---- Texto de origem

Antigamente, no interior nordestino, não havia “fobia” . Essa palavra era totalmente desconhecida. Existia mesmo era medo, sinônimo de pantim, cavilação, drama, astúcia e manha. Esses medos de injeção, dentista, barata, rato, cachorro, aranha, morcego, escuro, trovão etc., eram combatidos com exemplos, explicações, “carões”, e, no último caso, com castigos. A criança chorava e esperneava, mas os pantins, gradativamente, desapareciam. Eram medos facilmente tratáveis, em casa mesmo.
O medo maior que havia, entretanto, era o medo de dentista ou de tratamento dentário. Esse medo era acompanhado de crises de ansiedade.
Está provado que a metade da população mundial sofre desse tipo de medo.
Décadas atrás, numa conhecida cidade nordestina, a ida ao dentista apavorava crianças e alguns adultos, independentemente de classe social.
Nessa cidade, havia um médico da capital, que trabalhava numa fundação de saúde e que, por incrível que pareça, também tinha horror a dentista. Por esse motivo, seus dentes eram todos estragados. Na sua boca, só haviam pedaços de dentes, o que chamava a atenção dos colegas de trabalho e até dos pacientes. Esse médico, Dr. Vicenço, anos depois, viu-se obrigado a se submeter a um tratamento odontológico de urgência, para poder viajar ao exterior, onde foi fazer um curso de Especialização. Dizem que teve que tomar uma anestesia geral, para retirada das raízes e cacos de dentes que ainda lhe restavam, para dar tempo de colocar uma prótese.
Por outro lado, o matuto, na sua ignorância e com seu medo exagerado, preferia extrair todos os dentes, mesmo sãos, e colocar uma dentadura postiça. Somente assim, estaria livre de futuras dores de dentes e tratamentos dentários.
Na mesma cidade, residia Regina, uma jovem de 15 anos, cheia de pantim e que também tinha verdadeiro pavor a dentista. Preferia viver sofrendo constantes dores de dentes e tomando analgésicos, a procurar o socorro de um desses profissionais. Fugia do dentista, como o diabo foge da cruz.

--------
---- Listagem de dados

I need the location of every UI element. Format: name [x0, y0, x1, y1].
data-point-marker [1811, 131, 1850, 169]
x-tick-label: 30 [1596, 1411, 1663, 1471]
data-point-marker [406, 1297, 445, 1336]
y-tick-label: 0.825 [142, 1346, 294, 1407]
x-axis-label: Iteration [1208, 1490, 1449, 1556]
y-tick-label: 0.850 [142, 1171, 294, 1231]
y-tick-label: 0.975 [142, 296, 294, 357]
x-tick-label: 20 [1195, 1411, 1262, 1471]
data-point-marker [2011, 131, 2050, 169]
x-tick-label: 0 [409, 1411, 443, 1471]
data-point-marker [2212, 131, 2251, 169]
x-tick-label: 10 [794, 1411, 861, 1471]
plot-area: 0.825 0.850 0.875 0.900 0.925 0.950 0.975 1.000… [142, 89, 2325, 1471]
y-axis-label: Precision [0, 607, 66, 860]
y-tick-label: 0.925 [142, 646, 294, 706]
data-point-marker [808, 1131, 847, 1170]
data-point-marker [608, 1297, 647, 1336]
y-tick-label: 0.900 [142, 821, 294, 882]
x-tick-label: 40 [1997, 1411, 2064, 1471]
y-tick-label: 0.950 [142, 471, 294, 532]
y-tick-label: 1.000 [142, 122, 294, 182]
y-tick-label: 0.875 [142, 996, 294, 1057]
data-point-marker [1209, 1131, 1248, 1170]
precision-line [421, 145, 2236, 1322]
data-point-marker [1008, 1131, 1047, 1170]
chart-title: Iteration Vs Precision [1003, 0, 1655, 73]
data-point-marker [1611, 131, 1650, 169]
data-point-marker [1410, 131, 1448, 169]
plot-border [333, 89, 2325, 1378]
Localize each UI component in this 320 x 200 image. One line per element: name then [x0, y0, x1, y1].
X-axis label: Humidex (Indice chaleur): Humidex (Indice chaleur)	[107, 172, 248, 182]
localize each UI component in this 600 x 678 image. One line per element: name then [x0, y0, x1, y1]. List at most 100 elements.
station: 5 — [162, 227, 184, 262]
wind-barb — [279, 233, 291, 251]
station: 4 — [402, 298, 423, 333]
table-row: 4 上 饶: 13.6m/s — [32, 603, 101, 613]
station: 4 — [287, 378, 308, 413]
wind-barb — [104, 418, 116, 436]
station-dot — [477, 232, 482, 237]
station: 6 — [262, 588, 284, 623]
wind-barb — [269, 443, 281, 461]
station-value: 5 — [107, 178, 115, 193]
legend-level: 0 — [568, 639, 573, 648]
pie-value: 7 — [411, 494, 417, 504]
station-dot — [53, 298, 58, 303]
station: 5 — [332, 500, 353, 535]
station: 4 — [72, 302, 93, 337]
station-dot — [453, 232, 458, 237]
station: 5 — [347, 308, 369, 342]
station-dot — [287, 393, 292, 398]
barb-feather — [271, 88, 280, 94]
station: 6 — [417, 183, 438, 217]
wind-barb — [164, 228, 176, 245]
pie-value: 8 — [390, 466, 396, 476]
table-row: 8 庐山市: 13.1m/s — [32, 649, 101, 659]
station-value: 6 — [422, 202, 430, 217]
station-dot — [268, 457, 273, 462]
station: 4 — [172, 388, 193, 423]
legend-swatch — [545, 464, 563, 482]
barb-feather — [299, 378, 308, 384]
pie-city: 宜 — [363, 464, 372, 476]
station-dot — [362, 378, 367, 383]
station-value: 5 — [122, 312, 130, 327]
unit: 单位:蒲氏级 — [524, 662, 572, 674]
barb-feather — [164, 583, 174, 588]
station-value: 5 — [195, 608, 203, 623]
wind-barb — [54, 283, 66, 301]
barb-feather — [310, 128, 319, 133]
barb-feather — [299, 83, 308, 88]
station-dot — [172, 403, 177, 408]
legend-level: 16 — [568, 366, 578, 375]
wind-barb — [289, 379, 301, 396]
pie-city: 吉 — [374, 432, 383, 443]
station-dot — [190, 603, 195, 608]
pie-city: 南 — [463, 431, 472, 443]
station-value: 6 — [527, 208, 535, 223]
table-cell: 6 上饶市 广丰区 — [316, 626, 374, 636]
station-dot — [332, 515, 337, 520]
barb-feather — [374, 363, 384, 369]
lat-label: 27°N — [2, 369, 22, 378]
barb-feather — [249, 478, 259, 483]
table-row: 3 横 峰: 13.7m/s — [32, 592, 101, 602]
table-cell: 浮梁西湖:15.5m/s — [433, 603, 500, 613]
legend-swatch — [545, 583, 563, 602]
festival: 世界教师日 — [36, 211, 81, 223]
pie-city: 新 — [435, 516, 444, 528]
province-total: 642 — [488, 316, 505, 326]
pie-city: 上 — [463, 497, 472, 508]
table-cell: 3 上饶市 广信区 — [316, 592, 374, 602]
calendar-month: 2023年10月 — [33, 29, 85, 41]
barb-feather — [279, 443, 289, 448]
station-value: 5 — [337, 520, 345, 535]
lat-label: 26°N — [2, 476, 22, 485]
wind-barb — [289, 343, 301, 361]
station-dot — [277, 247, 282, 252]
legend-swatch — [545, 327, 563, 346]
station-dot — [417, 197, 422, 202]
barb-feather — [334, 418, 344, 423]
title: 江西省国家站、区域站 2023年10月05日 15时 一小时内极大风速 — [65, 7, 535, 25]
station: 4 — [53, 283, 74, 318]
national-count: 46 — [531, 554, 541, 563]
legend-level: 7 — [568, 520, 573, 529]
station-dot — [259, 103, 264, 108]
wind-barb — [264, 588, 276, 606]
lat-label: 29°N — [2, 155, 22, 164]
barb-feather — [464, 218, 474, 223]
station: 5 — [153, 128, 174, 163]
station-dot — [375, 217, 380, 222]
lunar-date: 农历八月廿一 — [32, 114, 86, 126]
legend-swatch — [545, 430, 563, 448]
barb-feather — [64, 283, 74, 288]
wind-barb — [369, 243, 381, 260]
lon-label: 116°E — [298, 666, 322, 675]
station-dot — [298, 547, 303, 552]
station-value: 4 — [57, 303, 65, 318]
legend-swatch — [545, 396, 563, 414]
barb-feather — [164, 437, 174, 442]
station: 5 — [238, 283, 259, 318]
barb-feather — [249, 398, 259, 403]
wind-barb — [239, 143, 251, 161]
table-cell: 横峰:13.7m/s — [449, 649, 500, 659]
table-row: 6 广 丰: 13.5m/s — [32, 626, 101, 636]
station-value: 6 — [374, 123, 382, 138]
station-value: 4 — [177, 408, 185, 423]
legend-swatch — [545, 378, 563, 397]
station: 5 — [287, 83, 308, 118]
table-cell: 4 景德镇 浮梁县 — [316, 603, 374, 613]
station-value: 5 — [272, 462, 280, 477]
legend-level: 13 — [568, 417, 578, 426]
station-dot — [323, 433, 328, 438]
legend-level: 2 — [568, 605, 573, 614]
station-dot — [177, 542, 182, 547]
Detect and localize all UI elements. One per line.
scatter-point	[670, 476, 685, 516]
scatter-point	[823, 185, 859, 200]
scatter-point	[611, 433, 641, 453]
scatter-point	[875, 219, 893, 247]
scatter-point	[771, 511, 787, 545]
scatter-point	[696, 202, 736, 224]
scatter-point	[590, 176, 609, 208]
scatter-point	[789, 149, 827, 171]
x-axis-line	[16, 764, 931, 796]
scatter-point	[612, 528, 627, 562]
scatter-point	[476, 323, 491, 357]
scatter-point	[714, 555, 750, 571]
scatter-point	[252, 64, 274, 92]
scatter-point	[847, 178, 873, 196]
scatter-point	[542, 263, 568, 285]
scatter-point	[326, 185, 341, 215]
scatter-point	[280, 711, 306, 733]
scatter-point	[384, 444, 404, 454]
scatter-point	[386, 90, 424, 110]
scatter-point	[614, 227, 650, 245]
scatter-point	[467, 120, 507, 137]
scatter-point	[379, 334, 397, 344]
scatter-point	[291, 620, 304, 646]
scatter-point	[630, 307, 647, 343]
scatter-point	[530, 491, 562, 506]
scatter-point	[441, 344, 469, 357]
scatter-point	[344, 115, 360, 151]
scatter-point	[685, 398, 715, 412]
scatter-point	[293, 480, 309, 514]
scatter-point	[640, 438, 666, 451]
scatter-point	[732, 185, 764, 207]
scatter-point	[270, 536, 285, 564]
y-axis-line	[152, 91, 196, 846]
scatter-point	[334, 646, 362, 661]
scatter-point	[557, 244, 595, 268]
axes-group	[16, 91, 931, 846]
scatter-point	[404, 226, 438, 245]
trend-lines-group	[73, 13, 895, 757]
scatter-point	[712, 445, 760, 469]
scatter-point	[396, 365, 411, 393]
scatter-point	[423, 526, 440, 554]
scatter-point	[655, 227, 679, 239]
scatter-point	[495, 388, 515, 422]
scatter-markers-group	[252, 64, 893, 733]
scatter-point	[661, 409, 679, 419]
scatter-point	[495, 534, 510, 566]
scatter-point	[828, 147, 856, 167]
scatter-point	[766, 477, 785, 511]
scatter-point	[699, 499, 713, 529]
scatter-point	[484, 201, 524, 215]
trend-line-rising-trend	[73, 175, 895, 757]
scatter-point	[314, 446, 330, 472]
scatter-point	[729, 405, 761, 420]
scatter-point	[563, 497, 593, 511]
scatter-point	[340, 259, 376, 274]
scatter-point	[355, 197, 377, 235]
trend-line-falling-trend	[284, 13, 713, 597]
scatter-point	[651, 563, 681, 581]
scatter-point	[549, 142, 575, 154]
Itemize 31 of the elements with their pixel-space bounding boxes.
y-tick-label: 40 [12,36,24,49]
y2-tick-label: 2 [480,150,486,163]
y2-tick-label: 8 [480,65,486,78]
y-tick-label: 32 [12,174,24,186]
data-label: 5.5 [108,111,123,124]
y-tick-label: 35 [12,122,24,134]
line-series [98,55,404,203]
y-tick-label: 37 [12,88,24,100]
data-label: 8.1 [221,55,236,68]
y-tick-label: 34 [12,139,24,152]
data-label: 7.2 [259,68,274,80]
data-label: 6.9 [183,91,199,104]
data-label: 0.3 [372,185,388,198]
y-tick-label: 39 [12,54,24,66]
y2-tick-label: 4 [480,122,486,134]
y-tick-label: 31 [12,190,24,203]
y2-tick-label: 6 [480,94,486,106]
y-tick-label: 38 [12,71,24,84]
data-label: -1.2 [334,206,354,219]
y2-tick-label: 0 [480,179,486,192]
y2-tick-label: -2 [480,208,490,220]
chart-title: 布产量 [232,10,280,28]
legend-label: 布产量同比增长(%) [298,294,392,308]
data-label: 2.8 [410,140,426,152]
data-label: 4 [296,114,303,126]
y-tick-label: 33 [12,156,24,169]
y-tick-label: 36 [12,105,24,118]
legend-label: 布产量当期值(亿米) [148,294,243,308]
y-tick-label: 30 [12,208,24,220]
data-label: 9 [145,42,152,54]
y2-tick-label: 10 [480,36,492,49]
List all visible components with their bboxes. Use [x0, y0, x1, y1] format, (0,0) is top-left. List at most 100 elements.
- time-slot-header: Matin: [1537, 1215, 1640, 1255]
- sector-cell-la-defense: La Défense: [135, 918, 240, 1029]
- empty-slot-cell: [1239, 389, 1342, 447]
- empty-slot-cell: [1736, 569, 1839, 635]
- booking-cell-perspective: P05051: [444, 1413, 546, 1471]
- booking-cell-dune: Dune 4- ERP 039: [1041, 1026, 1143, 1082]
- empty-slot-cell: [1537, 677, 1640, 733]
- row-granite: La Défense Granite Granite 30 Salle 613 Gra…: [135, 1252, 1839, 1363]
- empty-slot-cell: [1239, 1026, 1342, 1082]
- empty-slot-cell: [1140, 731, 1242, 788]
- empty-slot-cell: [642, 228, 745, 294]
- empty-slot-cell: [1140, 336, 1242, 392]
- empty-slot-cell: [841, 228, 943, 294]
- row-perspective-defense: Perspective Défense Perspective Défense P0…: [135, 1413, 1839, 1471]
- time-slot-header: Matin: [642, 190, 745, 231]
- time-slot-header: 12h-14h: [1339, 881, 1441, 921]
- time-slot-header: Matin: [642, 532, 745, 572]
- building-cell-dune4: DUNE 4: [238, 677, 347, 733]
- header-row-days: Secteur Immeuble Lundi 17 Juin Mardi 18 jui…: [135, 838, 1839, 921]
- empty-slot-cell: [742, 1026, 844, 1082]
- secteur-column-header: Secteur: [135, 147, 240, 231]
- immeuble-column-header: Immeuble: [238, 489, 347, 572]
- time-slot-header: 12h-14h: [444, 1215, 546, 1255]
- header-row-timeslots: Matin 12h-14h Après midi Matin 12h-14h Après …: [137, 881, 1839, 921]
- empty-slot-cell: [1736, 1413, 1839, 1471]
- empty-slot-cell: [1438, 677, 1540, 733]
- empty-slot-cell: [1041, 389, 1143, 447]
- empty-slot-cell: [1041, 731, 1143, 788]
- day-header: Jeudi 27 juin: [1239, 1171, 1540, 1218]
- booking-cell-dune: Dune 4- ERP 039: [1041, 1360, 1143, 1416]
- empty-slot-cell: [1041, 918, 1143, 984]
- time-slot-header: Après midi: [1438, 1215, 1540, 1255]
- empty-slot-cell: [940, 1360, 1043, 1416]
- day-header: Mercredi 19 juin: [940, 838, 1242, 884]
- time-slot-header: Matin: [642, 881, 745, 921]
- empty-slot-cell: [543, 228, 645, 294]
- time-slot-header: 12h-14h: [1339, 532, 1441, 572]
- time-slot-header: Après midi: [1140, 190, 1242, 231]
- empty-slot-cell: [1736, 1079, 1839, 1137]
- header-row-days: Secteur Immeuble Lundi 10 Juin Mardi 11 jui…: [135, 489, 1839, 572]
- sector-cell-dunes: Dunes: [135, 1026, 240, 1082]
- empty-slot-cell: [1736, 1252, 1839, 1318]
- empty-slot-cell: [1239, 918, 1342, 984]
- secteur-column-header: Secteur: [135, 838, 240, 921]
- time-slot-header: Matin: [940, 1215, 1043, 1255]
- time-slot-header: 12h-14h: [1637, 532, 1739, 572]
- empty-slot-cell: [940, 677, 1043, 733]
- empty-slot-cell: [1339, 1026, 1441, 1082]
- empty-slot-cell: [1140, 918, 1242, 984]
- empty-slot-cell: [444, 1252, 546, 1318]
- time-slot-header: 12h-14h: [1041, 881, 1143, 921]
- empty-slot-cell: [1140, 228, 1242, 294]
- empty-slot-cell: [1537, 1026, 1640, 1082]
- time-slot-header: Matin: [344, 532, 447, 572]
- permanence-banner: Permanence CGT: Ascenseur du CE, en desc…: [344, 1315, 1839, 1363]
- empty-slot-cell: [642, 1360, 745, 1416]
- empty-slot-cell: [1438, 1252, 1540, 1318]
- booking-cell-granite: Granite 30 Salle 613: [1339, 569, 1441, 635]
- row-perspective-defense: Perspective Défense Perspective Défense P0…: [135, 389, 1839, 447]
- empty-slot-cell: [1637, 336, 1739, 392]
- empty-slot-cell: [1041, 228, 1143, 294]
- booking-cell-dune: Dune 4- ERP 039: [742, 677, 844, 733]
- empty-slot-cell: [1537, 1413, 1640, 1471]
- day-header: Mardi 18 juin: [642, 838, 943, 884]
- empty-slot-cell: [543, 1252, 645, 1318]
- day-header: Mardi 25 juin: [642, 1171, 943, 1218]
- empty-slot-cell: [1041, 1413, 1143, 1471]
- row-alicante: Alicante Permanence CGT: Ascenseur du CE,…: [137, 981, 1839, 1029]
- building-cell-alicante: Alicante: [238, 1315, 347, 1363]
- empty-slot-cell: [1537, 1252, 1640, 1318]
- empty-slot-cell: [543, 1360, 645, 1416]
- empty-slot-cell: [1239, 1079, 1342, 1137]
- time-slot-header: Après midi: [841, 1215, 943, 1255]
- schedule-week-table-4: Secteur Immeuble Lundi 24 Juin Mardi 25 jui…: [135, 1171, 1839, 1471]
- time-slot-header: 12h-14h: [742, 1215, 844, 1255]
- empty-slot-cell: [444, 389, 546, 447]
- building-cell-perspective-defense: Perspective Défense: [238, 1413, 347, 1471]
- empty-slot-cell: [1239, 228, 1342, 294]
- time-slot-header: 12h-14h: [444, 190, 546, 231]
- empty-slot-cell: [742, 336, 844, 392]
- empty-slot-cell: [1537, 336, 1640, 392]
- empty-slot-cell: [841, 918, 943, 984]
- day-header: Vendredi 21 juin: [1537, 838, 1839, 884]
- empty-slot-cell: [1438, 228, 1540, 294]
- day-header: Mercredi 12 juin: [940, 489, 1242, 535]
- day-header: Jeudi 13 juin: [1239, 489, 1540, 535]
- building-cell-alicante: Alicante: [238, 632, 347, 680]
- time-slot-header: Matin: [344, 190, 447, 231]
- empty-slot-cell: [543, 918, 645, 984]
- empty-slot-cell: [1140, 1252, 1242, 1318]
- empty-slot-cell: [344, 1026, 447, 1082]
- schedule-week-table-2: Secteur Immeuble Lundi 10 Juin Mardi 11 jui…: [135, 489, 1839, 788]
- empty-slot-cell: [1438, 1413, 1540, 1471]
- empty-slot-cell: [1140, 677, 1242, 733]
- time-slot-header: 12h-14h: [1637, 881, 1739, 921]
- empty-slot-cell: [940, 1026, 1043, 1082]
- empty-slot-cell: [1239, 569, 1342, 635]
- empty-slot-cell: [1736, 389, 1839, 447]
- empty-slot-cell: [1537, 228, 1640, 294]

--------

Exercícios
• A. Copie do texto sobre o medo de dentista o trecho entre "Na mesma cidade, residia" e "foge da cruz.", inclusive.
• B. Prossiga com o texto sobre o medo de dentista a partir da última frase apresentada.

Lista de respostas
• A.
Na mesma cidade, residia Regina, uma jovem de 15 anos, cheia de pantim e que também tinha verdadeiro pavor a dentista. Preferia viver sofrendo constantes dores de dentes e tomando analgésicos, a procurar o socorro de um desses profissionais. Fugia do dentista, como o diabo foge da cruz.

• B.
Certa vez, depois de muita insistência, Dona Lili, sua madrinha, conseguiu convencê-la a ir ao único dentista da cidade, e se prontificou a custear o tratamento que fosse necessário. Dona Lili marcou um horário com Dr. Gilvandro, e às 15 horas de uma terça-feira, Regina estava no consultório para ser atendida.
Hesitante, a moça demorou a se sentar na cadeira do profissional e também demorou a abrir a boca. Dr. Gilvandro já estava impaciente e quase desistindo de atendê-la.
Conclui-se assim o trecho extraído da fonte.